WORK REQUIRED.
Find the string "Intensity" in the records. Copy every line it appears in.

RECORDS TO PROCESS.
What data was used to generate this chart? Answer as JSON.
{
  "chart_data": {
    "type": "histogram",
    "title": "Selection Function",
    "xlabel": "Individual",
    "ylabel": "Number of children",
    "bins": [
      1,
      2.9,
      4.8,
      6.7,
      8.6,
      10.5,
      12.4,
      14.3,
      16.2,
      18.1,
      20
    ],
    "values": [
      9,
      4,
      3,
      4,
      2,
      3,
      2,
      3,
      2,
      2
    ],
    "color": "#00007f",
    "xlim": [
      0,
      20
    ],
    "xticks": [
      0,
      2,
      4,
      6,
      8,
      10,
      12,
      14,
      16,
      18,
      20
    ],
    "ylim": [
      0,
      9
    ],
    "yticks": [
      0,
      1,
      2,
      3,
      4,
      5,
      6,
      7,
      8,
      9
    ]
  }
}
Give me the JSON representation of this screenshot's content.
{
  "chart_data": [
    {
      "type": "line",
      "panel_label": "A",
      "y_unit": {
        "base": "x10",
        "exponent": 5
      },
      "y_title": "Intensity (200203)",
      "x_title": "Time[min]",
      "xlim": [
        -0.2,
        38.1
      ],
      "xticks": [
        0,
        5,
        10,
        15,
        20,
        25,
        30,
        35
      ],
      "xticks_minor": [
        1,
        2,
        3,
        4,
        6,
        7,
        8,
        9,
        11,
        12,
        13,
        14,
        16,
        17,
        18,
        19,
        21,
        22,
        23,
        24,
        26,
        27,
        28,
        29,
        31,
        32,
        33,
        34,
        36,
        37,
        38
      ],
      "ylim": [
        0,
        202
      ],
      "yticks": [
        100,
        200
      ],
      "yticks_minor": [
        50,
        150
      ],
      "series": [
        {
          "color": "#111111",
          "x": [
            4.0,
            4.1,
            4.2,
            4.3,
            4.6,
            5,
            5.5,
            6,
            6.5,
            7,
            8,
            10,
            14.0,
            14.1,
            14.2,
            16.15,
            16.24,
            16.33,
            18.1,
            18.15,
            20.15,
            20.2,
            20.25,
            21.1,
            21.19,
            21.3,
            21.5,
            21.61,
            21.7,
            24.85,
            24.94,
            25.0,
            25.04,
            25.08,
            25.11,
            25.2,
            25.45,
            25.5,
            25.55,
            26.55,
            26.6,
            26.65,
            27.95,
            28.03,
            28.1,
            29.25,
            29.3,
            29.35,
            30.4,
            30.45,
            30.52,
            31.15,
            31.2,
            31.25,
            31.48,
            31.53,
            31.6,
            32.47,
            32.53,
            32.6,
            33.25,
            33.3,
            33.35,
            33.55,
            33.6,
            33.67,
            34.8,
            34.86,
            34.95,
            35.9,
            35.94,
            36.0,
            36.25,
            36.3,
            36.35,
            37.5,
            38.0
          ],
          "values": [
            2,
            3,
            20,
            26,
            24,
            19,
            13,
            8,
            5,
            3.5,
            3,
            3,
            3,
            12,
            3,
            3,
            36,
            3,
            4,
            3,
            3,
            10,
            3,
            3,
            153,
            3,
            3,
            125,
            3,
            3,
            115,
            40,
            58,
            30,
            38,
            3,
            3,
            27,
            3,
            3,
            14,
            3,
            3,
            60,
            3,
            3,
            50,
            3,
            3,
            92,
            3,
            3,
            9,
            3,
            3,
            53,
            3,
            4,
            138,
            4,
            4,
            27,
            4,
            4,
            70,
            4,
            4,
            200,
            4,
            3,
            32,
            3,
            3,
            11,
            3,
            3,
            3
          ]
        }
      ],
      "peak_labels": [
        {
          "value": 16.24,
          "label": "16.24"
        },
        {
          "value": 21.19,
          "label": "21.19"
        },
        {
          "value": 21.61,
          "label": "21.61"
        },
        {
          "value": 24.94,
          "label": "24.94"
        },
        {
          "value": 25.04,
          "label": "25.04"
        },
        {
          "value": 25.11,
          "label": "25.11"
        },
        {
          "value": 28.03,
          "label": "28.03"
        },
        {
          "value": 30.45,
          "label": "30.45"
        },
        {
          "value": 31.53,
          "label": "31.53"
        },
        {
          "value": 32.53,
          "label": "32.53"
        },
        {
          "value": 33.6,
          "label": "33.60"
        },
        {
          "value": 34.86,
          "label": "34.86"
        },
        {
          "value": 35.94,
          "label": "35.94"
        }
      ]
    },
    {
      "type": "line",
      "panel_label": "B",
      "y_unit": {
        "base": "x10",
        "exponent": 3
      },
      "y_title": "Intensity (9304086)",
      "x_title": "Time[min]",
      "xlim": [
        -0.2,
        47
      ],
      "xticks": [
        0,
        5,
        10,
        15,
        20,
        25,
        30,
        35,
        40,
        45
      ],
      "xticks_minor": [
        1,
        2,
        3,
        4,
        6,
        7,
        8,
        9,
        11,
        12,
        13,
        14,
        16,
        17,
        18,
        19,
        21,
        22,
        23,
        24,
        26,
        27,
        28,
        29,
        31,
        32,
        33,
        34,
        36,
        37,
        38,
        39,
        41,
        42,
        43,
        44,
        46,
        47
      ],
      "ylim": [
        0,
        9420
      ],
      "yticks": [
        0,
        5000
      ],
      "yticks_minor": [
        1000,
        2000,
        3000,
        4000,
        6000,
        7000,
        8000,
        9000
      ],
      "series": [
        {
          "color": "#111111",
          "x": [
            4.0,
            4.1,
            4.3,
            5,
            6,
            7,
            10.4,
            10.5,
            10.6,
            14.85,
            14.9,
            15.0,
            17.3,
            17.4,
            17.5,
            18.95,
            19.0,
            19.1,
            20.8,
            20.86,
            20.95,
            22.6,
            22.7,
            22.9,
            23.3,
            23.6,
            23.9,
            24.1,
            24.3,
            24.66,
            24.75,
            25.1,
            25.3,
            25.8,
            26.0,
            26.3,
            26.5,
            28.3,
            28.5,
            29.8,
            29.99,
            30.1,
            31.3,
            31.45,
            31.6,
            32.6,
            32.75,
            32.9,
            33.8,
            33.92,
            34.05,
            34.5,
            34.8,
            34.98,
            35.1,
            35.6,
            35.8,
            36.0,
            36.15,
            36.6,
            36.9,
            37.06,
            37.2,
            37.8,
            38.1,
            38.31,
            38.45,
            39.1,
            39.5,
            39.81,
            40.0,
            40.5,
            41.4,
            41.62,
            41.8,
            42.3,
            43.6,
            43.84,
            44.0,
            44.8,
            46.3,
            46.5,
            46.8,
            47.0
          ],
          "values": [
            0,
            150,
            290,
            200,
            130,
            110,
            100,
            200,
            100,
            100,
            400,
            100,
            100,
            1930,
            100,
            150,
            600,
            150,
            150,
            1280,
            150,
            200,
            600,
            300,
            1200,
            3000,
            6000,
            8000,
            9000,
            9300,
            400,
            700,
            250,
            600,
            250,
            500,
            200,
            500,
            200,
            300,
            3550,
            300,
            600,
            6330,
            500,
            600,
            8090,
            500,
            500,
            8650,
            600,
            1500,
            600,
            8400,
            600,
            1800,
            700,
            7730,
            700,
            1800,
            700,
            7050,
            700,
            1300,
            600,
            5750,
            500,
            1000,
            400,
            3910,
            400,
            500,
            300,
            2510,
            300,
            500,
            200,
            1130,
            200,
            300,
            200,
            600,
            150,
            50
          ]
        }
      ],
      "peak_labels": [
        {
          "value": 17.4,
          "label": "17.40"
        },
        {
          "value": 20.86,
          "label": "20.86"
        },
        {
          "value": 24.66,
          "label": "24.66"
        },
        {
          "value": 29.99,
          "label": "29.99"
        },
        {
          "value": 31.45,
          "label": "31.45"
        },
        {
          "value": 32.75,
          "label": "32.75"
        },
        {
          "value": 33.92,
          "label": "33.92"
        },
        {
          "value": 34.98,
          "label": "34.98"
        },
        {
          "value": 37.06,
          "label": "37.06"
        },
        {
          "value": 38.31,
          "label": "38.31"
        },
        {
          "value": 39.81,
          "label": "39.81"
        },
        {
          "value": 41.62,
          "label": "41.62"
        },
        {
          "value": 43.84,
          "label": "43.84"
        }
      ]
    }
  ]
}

TASK OUTPUT.
      "y_title": "Intensity (200203)",
      "y_title": "Intensity (9304086)",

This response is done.